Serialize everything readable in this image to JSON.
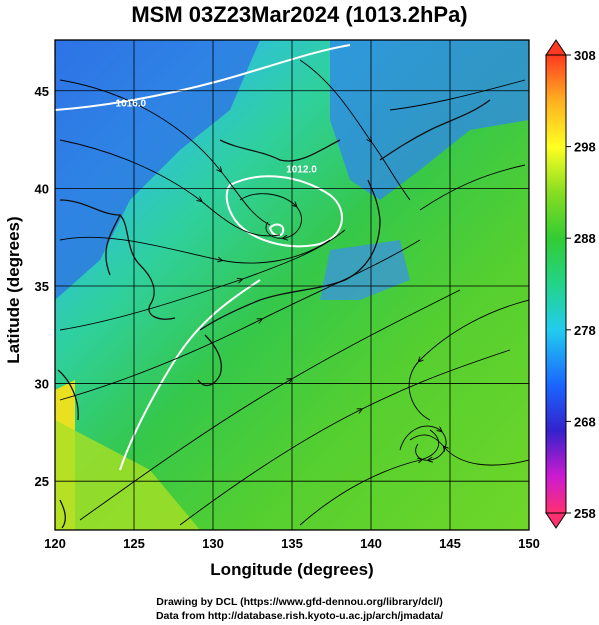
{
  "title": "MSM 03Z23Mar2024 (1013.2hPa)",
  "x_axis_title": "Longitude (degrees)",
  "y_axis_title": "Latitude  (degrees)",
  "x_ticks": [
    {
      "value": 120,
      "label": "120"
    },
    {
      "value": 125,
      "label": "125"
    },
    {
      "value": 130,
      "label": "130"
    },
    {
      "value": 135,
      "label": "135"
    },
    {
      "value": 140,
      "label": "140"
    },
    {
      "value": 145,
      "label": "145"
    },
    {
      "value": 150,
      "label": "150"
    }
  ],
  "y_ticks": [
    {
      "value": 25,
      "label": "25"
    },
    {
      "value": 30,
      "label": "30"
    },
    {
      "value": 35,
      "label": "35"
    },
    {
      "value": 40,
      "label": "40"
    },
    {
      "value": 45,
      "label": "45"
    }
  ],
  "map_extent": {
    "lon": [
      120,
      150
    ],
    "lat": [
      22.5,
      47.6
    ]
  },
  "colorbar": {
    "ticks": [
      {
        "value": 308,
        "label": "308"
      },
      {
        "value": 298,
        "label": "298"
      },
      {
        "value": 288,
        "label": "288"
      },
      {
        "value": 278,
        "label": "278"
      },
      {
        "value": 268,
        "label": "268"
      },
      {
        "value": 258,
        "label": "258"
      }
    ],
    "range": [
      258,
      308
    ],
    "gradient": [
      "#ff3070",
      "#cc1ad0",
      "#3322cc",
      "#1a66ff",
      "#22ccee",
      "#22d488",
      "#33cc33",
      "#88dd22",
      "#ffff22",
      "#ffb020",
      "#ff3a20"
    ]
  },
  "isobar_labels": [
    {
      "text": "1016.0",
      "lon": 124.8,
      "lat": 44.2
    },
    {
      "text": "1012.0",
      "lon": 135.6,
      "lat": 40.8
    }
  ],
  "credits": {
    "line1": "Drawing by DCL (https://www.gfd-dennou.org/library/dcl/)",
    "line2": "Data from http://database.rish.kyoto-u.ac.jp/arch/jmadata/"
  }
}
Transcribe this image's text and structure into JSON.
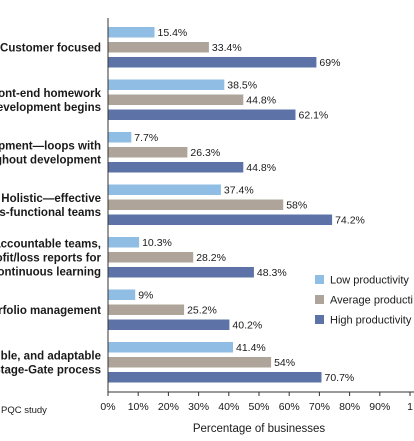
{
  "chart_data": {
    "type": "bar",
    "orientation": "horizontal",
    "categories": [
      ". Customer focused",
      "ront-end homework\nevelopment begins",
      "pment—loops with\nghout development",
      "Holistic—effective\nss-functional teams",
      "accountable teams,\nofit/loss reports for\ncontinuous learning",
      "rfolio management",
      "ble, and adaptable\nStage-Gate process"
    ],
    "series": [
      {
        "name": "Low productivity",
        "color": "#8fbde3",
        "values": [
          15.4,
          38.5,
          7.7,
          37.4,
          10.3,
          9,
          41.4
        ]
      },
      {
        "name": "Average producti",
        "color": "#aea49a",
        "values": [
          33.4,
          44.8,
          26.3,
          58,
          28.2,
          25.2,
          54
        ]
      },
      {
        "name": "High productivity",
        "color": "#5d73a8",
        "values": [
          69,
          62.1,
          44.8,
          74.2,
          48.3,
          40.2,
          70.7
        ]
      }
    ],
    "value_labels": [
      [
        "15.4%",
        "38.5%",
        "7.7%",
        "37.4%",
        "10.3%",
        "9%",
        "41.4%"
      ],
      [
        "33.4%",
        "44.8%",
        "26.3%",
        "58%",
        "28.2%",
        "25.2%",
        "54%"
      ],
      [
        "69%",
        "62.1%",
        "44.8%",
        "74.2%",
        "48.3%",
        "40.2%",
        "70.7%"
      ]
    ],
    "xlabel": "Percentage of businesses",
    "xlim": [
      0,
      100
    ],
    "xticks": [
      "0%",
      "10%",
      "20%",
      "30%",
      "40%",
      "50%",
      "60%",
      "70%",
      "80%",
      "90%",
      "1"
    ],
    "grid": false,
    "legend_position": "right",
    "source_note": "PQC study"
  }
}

..............................

Directive: Take the records above and transcribe them exactly, dropping every picture.

Written solution:
Serialize everything readable in this image to JSON.
{
  "title": "MSM 03Z23Mar2024 (1013.2hPa)",
  "x_axis_title": "Longitude (degrees)",
  "y_axis_title": "Latitude  (degrees)",
  "x_ticks": [
    {
      "value": 120,
      "label": "120"
    },
    {
      "value": 125,
      "label": "125"
    },
    {
      "value": 130,
      "label": "130"
    },
    {
      "value": 135,
      "label": "135"
    },
    {
      "value": 140,
      "label": "140"
    },
    {
      "value": 145,
      "label": "145"
    },
    {
      "value": 150,
      "label": "150"
    }
  ],
  "y_ticks": [
    {
      "value": 25,
      "label": "25"
    },
    {
      "value": 30,
      "label": "30"
    },
    {
      "value": 35,
      "label": "35"
    },
    {
      "value": 40,
      "label": "40"
    },
    {
      "value": 45,
      "label": "45"
    }
  ],
  "map_extent": {
    "lon": [
      120,
      150
    ],
    "lat": [
      22.5,
      47.6
    ]
  },
  "colorbar": {
    "ticks": [
      {
        "value": 308,
        "label": "308"
      },
      {
        "value": 298,
        "label": "298"
      },
      {
        "value": 288,
        "label": "288"
      },
      {
        "value": 278,
        "label": "278"
      },
      {
        "value": 268,
        "label": "268"
      },
      {
        "value": 258,
        "label": "258"
      }
    ],
    "range": [
      258,
      308
    ],
    "gradient": [
      "#ff3070",
      "#cc1ad0",
      "#3322cc",
      "#1a66ff",
      "#22ccee",
      "#22d488",
      "#33cc33",
      "#88dd22",
      "#ffff22",
      "#ffb020",
      "#ff3a20"
    ]
  },
  "isobar_labels": [
    {
      "text": "1016.0",
      "lon": 124.8,
      "lat": 44.2
    },
    {
      "text": "1012.0",
      "lon": 135.6,
      "lat": 40.8
    }
  ],
  "credits": {
    "line1": "Drawing by DCL (https://www.gfd-dennou.org/library/dcl/)",
    "line2": "Data from http://database.rish.kyoto-u.ac.jp/arch/jmadata/"
  }
}
Transcribe this image's text and structure into JSON.
{
  "chart_data": {
    "type": "bar",
    "orientation": "horizontal",
    "categories": [
      ". Customer focused",
      "ront-end homework\nevelopment begins",
      "pment—loops with\nghout development",
      "Holistic—effective\nss-functional teams",
      "accountable teams,\nofit/loss reports for\ncontinuous learning",
      "rfolio management",
      "ble, and adaptable\nStage-Gate process"
    ],
    "series": [
      {
        "name": "Low productivity",
        "color": "#8fbde3",
        "values": [
          15.4,
          38.5,
          7.7,
          37.4,
          10.3,
          9,
          41.4
        ]
      },
      {
        "name": "Average producti",
        "color": "#aea49a",
        "values": [
          33.4,
          44.8,
          26.3,
          58,
          28.2,
          25.2,
          54
        ]
      },
      {
        "name": "High productivity",
        "color": "#5d73a8",
        "values": [
          69,
          62.1,
          44.8,
          74.2,
          48.3,
          40.2,
          70.7
        ]
      }
    ],
    "value_labels": [
      [
        "15.4%",
        "38.5%",
        "7.7%",
        "37.4%",
        "10.3%",
        "9%",
        "41.4%"
      ],
      [
        "33.4%",
        "44.8%",
        "26.3%",
        "58%",
        "28.2%",
        "25.2%",
        "54%"
      ],
      [
        "69%",
        "62.1%",
        "44.8%",
        "74.2%",
        "48.3%",
        "40.2%",
        "70.7%"
      ]
    ],
    "xlabel": "Percentage of businesses",
    "xlim": [
      0,
      100
    ],
    "xticks": [
      "0%",
      "10%",
      "20%",
      "30%",
      "40%",
      "50%",
      "60%",
      "70%",
      "80%",
      "90%",
      "1"
    ],
    "grid": false,
    "legend_position": "right",
    "source_note": "PQC study"
  }
}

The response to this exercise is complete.